▸ **Task goal**: Please express every line of the records as a JSON list of strings, one string per line, leaving out blank lines and the pictures.
+++ Given data +++
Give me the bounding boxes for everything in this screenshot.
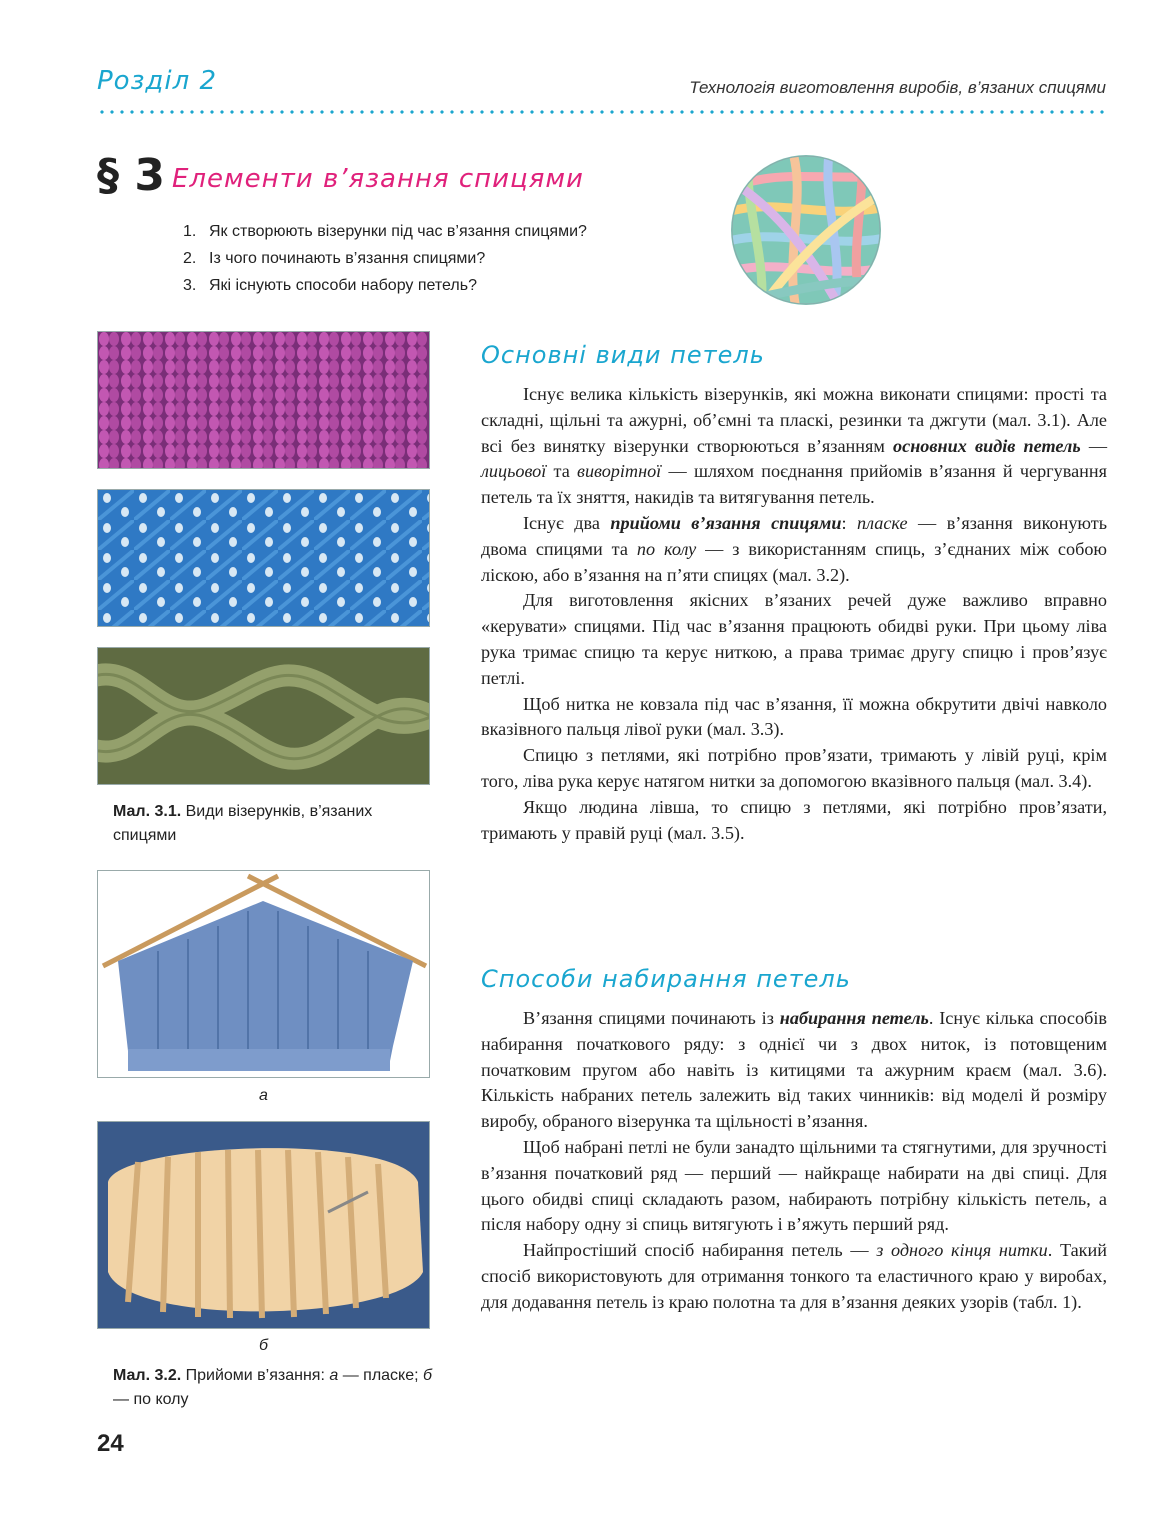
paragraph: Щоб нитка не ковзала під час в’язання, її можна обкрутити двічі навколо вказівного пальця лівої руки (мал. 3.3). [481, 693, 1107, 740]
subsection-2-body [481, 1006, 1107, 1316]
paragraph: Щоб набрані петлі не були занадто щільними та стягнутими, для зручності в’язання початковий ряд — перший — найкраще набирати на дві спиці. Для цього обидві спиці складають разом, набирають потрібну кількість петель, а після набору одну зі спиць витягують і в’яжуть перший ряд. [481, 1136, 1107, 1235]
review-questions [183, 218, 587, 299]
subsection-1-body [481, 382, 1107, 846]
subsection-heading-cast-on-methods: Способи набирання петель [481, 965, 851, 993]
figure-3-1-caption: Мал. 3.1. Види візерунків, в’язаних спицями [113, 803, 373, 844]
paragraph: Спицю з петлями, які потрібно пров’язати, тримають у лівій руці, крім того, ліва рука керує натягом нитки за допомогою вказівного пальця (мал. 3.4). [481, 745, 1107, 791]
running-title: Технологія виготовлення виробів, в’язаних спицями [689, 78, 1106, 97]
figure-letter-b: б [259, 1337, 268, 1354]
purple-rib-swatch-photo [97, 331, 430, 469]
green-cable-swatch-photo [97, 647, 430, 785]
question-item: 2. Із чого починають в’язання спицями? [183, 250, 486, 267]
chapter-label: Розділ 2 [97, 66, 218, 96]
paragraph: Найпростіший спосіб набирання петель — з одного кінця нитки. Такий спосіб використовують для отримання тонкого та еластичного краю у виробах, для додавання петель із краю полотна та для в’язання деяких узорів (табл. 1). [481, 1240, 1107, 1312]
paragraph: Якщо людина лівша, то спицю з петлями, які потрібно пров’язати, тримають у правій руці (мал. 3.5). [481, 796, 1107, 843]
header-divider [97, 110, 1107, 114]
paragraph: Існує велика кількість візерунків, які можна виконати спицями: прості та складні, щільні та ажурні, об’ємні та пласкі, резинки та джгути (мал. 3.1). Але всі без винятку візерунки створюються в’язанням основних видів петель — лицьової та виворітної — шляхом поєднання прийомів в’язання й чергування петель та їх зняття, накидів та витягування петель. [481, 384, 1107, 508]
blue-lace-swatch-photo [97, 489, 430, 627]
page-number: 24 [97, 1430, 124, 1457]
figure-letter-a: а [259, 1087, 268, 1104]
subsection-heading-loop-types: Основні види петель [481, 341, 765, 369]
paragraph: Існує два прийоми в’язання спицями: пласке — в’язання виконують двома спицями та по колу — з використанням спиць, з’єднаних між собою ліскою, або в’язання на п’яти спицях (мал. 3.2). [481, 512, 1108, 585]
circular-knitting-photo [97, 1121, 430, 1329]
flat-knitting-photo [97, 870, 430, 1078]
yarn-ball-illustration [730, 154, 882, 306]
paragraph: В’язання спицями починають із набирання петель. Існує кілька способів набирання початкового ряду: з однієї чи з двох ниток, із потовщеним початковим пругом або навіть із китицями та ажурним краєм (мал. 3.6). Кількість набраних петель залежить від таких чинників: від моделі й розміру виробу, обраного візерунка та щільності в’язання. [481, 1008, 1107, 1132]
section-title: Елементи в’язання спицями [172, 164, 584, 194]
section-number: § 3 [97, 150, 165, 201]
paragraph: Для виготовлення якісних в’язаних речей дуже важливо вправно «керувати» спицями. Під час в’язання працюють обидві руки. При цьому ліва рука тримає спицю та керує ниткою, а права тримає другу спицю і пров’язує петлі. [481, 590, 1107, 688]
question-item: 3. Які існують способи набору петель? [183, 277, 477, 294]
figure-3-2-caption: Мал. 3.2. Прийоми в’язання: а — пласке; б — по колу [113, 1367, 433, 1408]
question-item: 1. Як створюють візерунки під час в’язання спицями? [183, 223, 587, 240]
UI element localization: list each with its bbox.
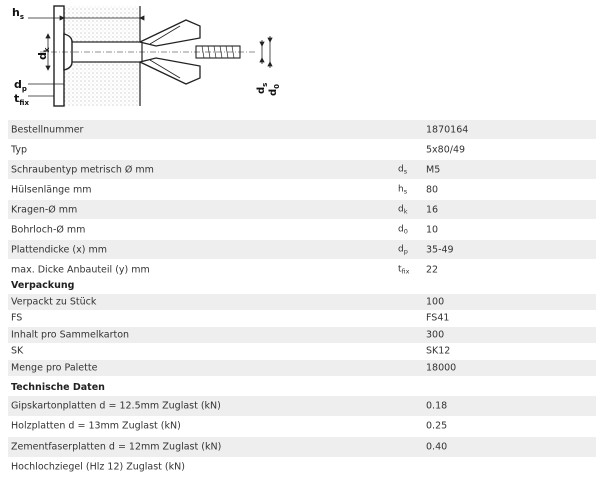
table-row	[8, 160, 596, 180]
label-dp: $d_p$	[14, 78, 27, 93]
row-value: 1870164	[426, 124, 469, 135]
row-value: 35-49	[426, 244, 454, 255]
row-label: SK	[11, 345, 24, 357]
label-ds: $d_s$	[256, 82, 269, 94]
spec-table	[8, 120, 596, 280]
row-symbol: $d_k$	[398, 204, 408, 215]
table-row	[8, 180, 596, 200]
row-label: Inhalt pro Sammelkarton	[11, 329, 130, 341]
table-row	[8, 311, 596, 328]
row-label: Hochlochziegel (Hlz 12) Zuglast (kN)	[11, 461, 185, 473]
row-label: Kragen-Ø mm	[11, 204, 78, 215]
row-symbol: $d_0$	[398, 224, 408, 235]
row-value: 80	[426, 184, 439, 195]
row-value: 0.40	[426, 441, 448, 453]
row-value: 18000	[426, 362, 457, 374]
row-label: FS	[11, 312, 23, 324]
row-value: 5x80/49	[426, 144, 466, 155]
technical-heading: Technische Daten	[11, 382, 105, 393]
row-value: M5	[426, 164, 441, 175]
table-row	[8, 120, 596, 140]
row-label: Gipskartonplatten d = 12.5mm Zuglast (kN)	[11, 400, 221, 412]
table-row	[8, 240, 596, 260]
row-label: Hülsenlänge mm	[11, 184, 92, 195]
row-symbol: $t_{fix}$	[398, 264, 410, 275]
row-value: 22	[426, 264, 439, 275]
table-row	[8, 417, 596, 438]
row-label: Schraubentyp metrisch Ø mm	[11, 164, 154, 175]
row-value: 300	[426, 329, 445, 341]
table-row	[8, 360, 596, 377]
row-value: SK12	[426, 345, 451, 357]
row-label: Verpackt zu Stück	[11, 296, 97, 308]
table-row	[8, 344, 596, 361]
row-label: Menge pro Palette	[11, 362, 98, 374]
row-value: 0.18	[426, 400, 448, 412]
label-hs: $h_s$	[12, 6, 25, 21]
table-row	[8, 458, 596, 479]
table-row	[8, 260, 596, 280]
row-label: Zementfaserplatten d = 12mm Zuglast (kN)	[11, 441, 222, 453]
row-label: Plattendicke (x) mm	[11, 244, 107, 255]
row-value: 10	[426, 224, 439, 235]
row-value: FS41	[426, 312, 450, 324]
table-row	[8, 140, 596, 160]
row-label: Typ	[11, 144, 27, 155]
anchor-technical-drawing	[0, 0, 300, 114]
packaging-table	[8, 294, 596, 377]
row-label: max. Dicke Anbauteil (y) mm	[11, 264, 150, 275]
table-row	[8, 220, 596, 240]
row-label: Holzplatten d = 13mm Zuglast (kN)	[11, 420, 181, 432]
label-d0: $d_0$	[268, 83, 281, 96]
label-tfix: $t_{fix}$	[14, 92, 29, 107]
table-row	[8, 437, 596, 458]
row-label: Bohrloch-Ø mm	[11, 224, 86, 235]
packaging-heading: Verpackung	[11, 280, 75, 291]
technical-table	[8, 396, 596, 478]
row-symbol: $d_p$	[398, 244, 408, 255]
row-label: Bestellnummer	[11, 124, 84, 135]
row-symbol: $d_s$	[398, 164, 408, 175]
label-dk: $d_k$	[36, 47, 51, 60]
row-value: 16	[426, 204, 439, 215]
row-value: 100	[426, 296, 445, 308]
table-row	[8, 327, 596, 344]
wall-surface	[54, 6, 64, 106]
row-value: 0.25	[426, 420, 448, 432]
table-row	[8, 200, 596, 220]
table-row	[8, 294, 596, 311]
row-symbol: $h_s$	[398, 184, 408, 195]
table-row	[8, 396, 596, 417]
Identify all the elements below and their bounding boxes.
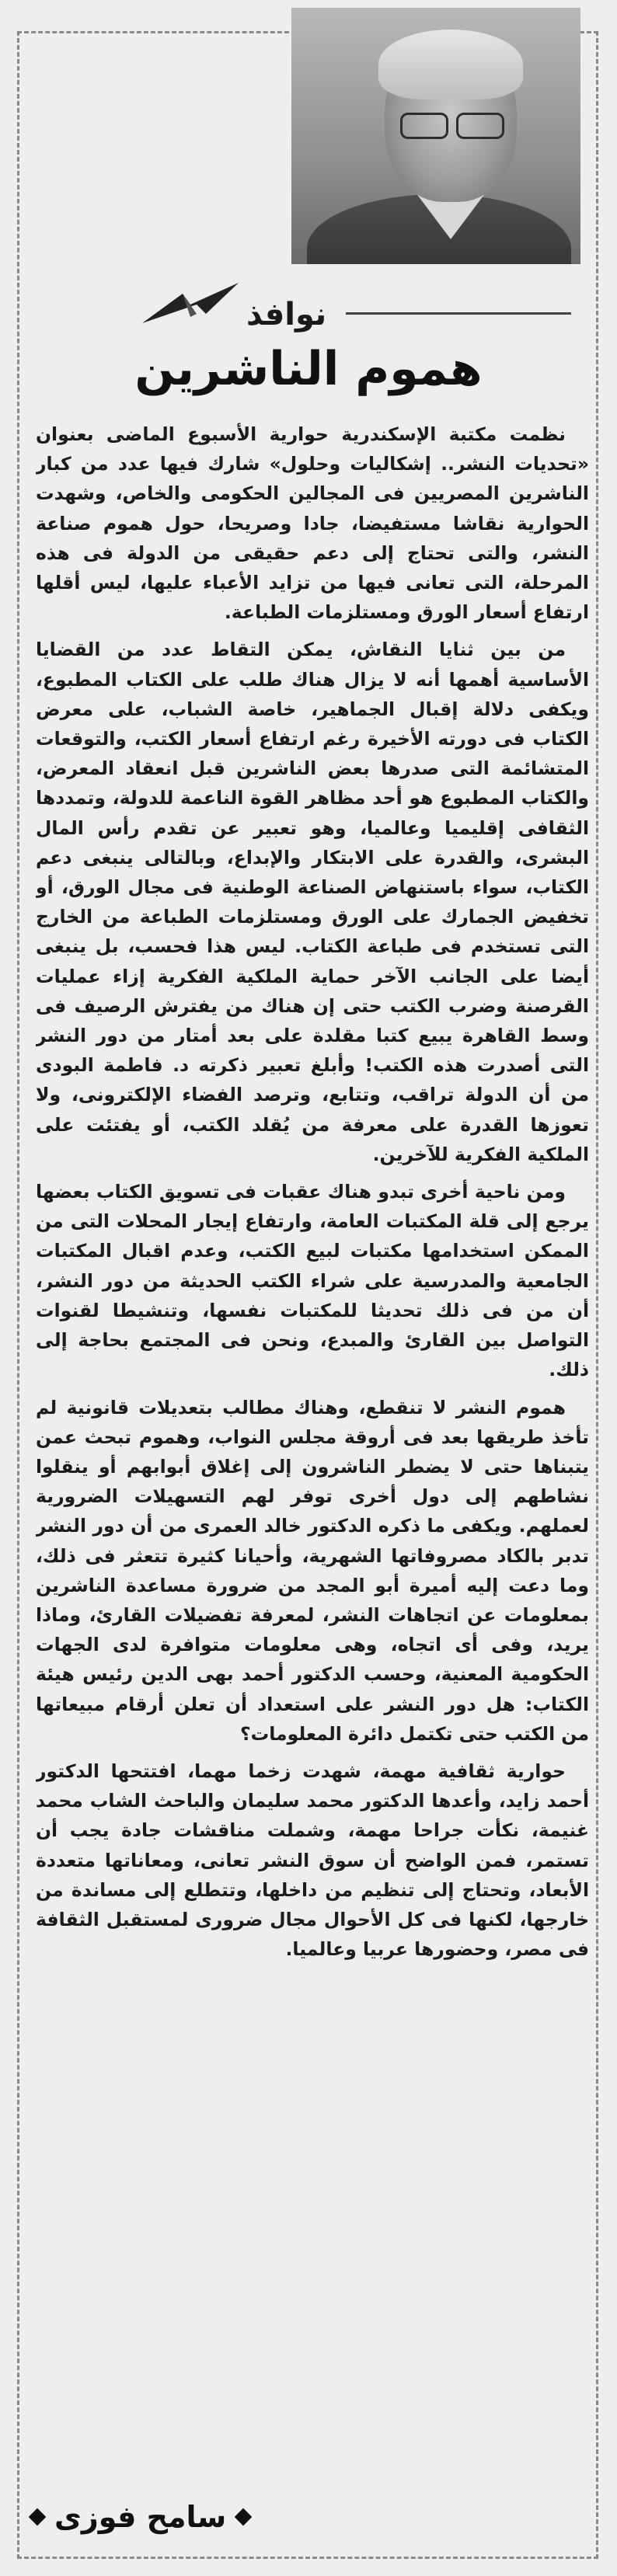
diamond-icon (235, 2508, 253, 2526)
+++
▸ **Finished task**:
[
  "Give me the bounding boxes for everything in this screenshot.",
  "paragraph: Щоб нитка не ковзала під час в’язання, її можна обкрутити двічі навколо вказівного пальця лівої руки (мал. 3.3). [481, 693, 1107, 740]",
  "subsection-2-body [481, 1006, 1107, 1316]",
  "paragraph: Щоб набрані петлі не були занадто щільними та стягнутими, для зручності в’язання початковий ряд — перший — найкраще набирати на дві спиці. Для цього обидві спиці складають разом, набирають потрібну кількість петель, а після набору одну зі спиць витягують і в’яжуть перший ряд. [481, 1136, 1107, 1235]",
  "review-questions [183, 218, 587, 299]",
  "subsection-1-body [481, 382, 1107, 846]",
  "subsection-heading-cast-on-methods: Способи набирання петель [481, 965, 851, 993]",
  "figure-3-1-caption: Мал. 3.1. Види візерунків, в’язаних спицями [113, 803, 373, 844]",
  "paragraph: Спицю з петлями, які потрібно пров’язати, тримають у лівій руці, крім того, ліва рука керує натягом нитки за допомогою вказівного пальця (мал. 3.4). [481, 745, 1107, 791]",
  "running-title: Технологія виготовлення виробів, в’язаних спицями [689, 78, 1106, 97]",
  "figure-letter-b: б [259, 1337, 268, 1354]",
  "purple-rib-swatch-photo [97, 331, 430, 469]",
  "green-cable-swatch-photo [97, 647, 430, 785]",
  "question-item: 2. Із чого починають в’язання спицями? [183, 250, 486, 267]",
  "chapter-label: Розділ 2 [97, 66, 218, 96]",
  "paragraph: Найпростіший спосіб набирання петель — з одного кінця нитки. Такий спосіб використовують для отримання тонкого та еластичного краю у виробах, для додавання петель із краю полотна та для в’язання деяких узорів (табл. 1). [481, 1240, 1107, 1312]",
  "paragraph: Якщо людина лівша, то спицю з петлями, які потрібно пров’язати, тримають у правій руці (мал. 3.5). [481, 796, 1107, 843]",
  "header-divider [97, 110, 1107, 114]",
  "paragraph: Існує велика кількість візерунків, які можна виконати спицями: прості та складні, щільні та ажурні, об’ємні та пласкі, резинки та джгути (мал. 3.1). Але всі без винятку візерунки створюються в’язанням основних видів петель — лицьової та виворітної — шляхом поєднання прийомів в’язання й чергування петель та їх зняття, накидів та витягування петель. [481, 384, 1107, 508]",
  "blue-lace-swatch-photo [97, 489, 430, 627]",
  "page-number: 24 [97, 1430, 124, 1457]",
  "figure-letter-a: а [259, 1087, 268, 1104]",
  "subsection-heading-loop-types: Основні види петель [481, 341, 765, 369]",
  "paragraph: Існує два прийоми в’язання спицями: пласке — в’язання виконують двома спицями та по колу — з використанням спиць, з’єднаних між собою ліскою, або в’язання на п’яти спицях (мал. 3.2). [481, 512, 1108, 585]",
  "circular-knitting-photo [97, 1121, 430, 1329]",
  "flat-knitting-photo [97, 870, 430, 1078]",
  "yarn-ball-illustration [730, 154, 882, 306]",
  "paragraph: В’язання спицями починають із набирання петель. Існує кілька способів набирання початкового ряду: з однієї чи з двох ниток, із потовщеним початковим пругом або навіть із китицями та ажурним краєм (мал. 3.6). Кількість набраних петель залежить від таких чинників: від моделі й розміру виробу, обраного візерунка та щільності в’язання. [481, 1008, 1107, 1132]",
  "section-title: Елементи в’язання спицями [172, 164, 584, 194]",
  "section-number: § 3 [97, 150, 165, 201]",
  "paragraph: Для виготовлення якісних в’язаних речей дуже важливо вправно «керувати» спицями. Під час в’язання працюють обидві руки. При цьому ліва рука тримає спицю та керує ниткою, а права тримає другу спицю і пров’язує петлі. [481, 590, 1107, 688]",
  "question-item: 3. Які існують способи набору петель? [183, 277, 477, 294]",
  "figure-3-2-caption: Мал. 3.2. Прийоми в’язання: а — пласке; б — по колу [113, 1367, 433, 1408]",
  "question-item: 1. Як створюють візерунки під час в’язання спицями? [183, 223, 587, 240]",
  "UI element localization: list each with its bbox.",
  "table-row\t[8, 160, 596, 180]",
  "label-dp: $d_p$\t[14, 78, 27, 93]",
  "row-value: 1870164\t[426, 124, 469, 135]",
  "row-value: 35-49\t[426, 244, 454, 255]",
  "row-label: SK\t[11, 345, 24, 357]",
  "label-ds: $d_s$\t[256, 82, 269, 94]",
  "spec-table\t[8, 120, 596, 280]",
  "row-symbol: $d_k$\t[398, 204, 408, 215]",
  "table-row\t[8, 180, 596, 200]",
  "row-label: Inhalt pro Sammelkarton\t[11, 329, 130, 341]",
  "table-row\t[8, 311, 596, 328]",
  "row-label: Hochlochziegel (Hlz 12) Zuglast (kN)\t[11, 461, 185, 473]",
  "row-label: Kragen-Ø mm\t[11, 204, 78, 215]",
  "row-symbol: $d_0$\t[398, 224, 408, 235]",
  "row-value: 80\t[426, 184, 439, 195]",
  "row-value: 0.40\t[426, 441, 448, 453]",
  "row-value: 18000\t[426, 362, 457, 374]",
  "row-label: FS\t[11, 312, 23, 324]",
  "row-value: 5x80/49\t[426, 144, 466, 155]",
  "technical-heading: Technische Daten\t[11, 382, 105, 393]",
  "row-value: M5\t[426, 164, 441, 175]",
  "table-row\t[8, 120, 596, 140]",
  "row-label: Gipskartonplatten d = 12.5mm Zuglast (kN)\t[11, 400, 221, 412]",
  "table-row\t[8, 240, 596, 260]",
  "row-label: Hülsenlänge mm\t[11, 184, 92, 195]",
  "row-symbol: $t_{fix}$\t[398, 264, 410, 275]",
  "row-value: 22\t[426, 264, 439, 275]",
  "table-row\t[8, 417, 596, 438]",
  "row-label: Schraubentyp metrisch Ø mm\t[11, 164, 154, 175]",
  "row-value: 300\t[426, 329, 445, 341]",
  "table-row\t[8, 360, 596, 377]",
  "row-value: SK12\t[426, 345, 451, 357]",
  "row-label: Verpackt zu Stück\t[11, 296, 97, 308]",
  "table-row\t[8, 344, 596, 361]",
  "row-label: Menge pro Palette\t[11, 362, 98, 374]",
  "row-value: 0.18\t[426, 400, 448, 412]",
  "label-hs: $h_s$\t[12, 6, 25, 21]",
  "table-row\t[8, 458, 596, 479]",
  "table-row\t[8, 260, 596, 280]",
  "row-label: Zementfaserplatten d = 12mm Zuglast (kN)\t[11, 441, 222, 453]",
  "row-label: Plattendicke (x) mm\t[11, 244, 107, 255]",
  "row-value: 10\t[426, 224, 439, 235]",
  "row-value: FS41\t[426, 312, 450, 324]",
  "table-row\t[8, 140, 596, 160]",
  "row-label: Typ\t[11, 144, 27, 155]",
  "anchor-technical-drawing\t[0, 0, 300, 114]",
  "packaging-table\t[8, 294, 596, 377]",
  "row-label: max. Dicke Anbauteil (y) mm\t[11, 264, 150, 275]",
  "table-row\t[8, 220, 596, 240]",
  "row-label: Holzplatten d = 13mm Zuglast (kN)\t[11, 420, 181, 432]",
  "label-d0: $d_0$\t[268, 83, 281, 96]",
  "label-tfix: $t_{fix}$\t[14, 92, 29, 107]",
  "table-row\t[8, 437, 596, 458]",
  "row-label: Bohrloch-Ø mm\t[11, 224, 86, 235]",
  "packaging-heading: Verpackung\t[11, 280, 75, 291]",
  "technical-table\t[8, 396, 596, 478]",
  "row-symbol: $d_p$\t[398, 244, 408, 255]",
  "row-label: Bestellnummer\t[11, 124, 84, 135]",
  "row-symbol: $d_s$\t[398, 164, 408, 175]",
  "label-dk: $d_k$\t[36, 47, 51, 60]",
  "row-value: 16\t[426, 204, 439, 215]",
  "row-value: 100\t[426, 296, 445, 308]",
  "table-row\t[8, 327, 596, 344]",
  "wall-surface\t[54, 6, 64, 106]",
  "row-value: 0.25\t[426, 420, 448, 432]",
  "table-row\t[8, 200, 596, 220]",
  "table-row\t[8, 294, 596, 311]",
  "row-symbol: $h_s$\t[398, 184, 408, 195]",
  "table-row\t[8, 396, 596, 417]",
  "Identify all the elements below and their bounding boxes.",
  "diamond-icon (235, 2508, 253, 2526)"
]